Search the material for the word "content" and report each line where it turns up.

##############################

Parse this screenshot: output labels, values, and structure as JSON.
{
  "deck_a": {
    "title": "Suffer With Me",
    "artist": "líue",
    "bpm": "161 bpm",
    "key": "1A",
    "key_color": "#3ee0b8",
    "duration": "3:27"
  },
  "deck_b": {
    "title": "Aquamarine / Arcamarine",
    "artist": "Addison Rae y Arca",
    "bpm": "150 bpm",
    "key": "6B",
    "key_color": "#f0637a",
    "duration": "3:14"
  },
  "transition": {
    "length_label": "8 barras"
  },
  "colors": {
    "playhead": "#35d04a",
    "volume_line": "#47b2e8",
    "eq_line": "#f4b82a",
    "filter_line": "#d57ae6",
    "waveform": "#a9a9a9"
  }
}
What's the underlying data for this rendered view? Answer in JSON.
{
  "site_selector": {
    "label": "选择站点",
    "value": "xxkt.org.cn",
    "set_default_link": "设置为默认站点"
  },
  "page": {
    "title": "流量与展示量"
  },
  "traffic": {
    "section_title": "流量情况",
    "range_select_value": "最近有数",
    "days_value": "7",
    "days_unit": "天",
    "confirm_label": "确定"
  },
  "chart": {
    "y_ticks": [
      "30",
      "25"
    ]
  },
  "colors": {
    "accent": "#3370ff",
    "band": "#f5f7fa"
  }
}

##############################

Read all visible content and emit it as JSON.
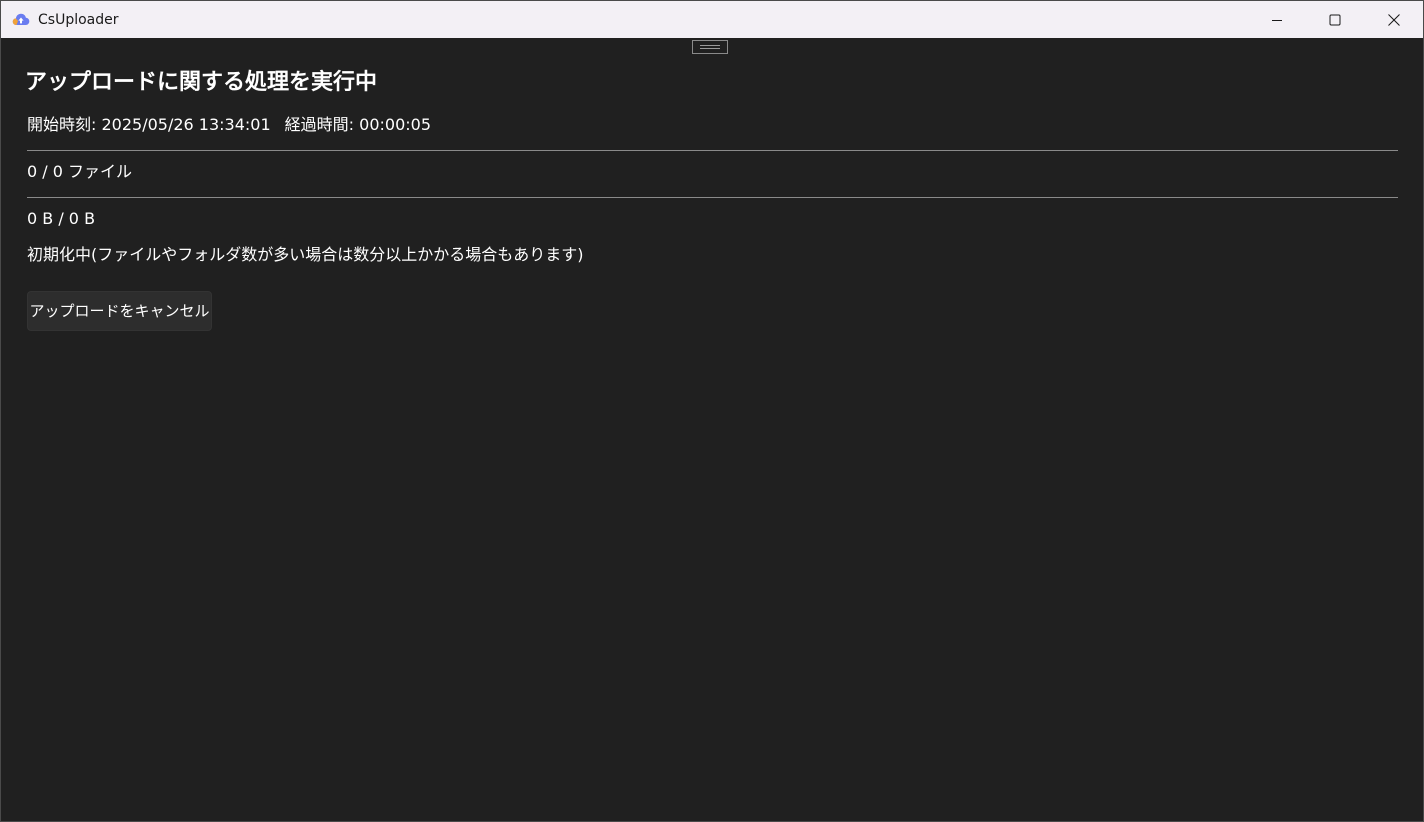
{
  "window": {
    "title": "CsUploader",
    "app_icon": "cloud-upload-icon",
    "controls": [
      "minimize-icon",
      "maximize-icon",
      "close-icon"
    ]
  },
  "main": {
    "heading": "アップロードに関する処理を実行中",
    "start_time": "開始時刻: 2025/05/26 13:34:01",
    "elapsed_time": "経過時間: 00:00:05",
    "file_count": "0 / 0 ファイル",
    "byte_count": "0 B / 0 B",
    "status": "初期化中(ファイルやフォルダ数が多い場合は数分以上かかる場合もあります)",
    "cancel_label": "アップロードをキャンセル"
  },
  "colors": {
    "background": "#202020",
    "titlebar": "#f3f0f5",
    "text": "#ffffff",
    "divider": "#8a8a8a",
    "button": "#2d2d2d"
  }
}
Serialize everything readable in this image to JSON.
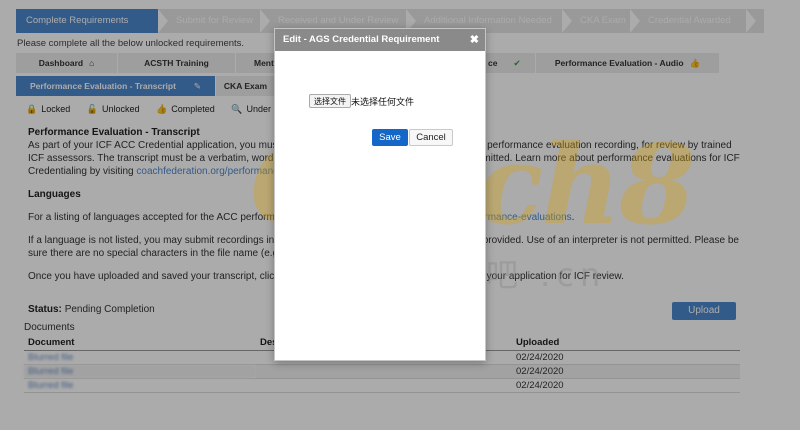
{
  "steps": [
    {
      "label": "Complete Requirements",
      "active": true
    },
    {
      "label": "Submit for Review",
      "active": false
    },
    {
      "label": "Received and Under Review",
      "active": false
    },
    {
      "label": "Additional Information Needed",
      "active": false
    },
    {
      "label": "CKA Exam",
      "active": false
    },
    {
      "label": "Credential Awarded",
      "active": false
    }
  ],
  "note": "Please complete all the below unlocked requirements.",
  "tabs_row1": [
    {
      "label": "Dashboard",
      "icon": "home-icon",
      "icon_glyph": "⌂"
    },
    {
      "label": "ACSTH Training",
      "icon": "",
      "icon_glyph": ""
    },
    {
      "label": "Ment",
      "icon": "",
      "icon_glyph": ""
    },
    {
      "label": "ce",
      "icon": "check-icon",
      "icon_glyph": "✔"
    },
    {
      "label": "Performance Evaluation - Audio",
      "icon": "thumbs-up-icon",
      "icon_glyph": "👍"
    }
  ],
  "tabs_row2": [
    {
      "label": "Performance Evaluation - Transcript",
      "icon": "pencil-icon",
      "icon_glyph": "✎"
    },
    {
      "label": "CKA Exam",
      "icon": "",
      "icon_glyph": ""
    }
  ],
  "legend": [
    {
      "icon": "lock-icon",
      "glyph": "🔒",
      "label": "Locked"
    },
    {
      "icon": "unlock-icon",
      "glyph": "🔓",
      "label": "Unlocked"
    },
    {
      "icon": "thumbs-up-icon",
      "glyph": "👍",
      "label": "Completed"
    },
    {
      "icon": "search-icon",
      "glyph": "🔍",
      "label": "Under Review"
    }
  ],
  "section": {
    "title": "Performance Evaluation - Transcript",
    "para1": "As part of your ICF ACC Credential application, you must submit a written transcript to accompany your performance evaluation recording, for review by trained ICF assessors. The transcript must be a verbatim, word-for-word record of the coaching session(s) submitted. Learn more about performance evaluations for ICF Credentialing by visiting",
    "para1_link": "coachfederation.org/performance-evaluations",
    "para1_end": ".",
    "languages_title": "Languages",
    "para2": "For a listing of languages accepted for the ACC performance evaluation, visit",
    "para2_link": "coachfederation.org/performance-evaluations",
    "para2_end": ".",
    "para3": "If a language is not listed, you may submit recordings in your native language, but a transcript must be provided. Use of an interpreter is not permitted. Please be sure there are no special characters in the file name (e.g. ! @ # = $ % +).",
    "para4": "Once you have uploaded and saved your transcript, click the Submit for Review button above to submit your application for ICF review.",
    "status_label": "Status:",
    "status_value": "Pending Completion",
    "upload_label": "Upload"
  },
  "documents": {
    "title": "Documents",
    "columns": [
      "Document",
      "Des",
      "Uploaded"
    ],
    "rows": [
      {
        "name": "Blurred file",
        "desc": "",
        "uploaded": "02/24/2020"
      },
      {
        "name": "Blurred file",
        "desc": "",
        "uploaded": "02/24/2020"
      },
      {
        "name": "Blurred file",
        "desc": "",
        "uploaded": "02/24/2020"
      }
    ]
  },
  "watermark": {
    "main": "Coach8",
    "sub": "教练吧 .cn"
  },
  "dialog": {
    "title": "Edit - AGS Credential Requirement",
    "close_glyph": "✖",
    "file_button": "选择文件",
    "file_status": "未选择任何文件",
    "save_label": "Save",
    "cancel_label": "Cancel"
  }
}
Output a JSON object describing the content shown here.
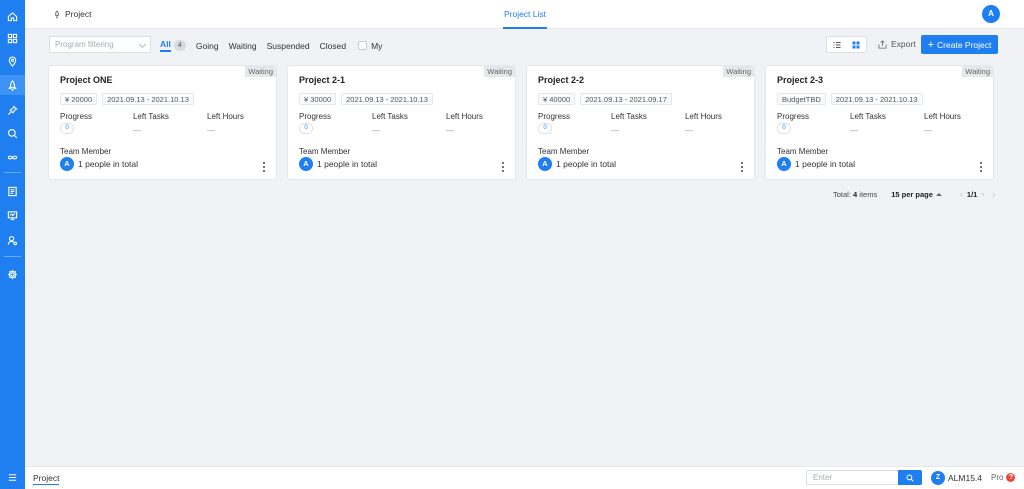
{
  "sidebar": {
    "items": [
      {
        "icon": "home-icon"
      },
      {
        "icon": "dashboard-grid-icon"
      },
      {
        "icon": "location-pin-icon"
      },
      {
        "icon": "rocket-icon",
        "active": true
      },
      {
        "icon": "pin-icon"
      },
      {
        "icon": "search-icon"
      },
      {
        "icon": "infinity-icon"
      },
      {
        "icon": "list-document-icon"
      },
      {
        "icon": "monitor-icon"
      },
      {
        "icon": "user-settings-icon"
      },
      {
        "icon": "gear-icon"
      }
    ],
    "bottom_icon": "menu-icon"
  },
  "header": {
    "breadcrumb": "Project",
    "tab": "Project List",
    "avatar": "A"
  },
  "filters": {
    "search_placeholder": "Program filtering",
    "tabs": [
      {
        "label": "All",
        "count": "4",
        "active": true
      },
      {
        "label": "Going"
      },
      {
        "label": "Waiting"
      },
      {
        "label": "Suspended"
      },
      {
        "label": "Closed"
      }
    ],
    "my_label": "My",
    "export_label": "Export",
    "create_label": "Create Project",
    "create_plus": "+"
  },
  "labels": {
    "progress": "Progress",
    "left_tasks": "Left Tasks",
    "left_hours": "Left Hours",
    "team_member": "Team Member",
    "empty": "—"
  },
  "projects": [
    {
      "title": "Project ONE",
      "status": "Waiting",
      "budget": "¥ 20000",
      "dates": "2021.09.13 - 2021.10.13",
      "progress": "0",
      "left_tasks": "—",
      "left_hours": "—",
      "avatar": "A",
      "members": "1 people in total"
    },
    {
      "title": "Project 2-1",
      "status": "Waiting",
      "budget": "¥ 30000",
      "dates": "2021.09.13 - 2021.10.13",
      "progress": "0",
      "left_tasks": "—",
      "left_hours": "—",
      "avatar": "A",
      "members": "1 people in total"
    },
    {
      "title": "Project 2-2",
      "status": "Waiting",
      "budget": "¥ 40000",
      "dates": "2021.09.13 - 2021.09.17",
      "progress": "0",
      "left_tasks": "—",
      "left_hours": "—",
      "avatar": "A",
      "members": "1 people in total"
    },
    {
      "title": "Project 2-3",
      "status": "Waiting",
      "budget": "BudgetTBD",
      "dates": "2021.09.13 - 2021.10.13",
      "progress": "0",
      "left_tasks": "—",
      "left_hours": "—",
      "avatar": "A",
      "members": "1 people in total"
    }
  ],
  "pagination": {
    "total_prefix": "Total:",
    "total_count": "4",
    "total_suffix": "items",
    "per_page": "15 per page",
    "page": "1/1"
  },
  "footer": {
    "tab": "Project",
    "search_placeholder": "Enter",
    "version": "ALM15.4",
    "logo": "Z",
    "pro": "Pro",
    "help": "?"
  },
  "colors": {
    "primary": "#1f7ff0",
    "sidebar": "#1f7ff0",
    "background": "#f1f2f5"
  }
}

##############################

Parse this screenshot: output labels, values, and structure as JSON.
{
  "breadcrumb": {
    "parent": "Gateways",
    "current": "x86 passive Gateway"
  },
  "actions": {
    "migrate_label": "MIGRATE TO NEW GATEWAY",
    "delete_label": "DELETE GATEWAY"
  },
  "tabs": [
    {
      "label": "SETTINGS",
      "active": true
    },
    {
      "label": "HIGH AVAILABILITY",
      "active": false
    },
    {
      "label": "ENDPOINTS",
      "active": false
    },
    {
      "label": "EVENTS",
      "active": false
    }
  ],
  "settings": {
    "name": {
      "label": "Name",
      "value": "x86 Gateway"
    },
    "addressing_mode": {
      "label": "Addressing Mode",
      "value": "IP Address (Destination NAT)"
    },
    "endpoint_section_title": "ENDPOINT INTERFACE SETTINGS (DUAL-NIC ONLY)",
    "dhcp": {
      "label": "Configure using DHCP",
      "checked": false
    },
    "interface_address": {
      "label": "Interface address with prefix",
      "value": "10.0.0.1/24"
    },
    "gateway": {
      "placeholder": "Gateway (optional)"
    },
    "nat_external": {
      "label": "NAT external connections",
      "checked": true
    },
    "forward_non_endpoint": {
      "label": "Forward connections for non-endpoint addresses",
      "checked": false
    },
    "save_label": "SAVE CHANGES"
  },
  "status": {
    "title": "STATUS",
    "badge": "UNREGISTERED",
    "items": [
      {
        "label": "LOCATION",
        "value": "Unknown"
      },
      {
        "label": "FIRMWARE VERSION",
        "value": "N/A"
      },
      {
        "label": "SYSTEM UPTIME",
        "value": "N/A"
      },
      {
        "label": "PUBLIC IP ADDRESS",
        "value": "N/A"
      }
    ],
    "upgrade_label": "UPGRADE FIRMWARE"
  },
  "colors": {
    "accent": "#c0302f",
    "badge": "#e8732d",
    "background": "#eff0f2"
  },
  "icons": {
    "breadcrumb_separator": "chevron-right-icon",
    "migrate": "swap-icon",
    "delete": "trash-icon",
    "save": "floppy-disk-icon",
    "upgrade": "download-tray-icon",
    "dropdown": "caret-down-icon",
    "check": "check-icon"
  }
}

##############################

## SOLUTION TO THIS TASK
Read all visible content and emit it as JSON.
Output a JSON object describing the content shown here.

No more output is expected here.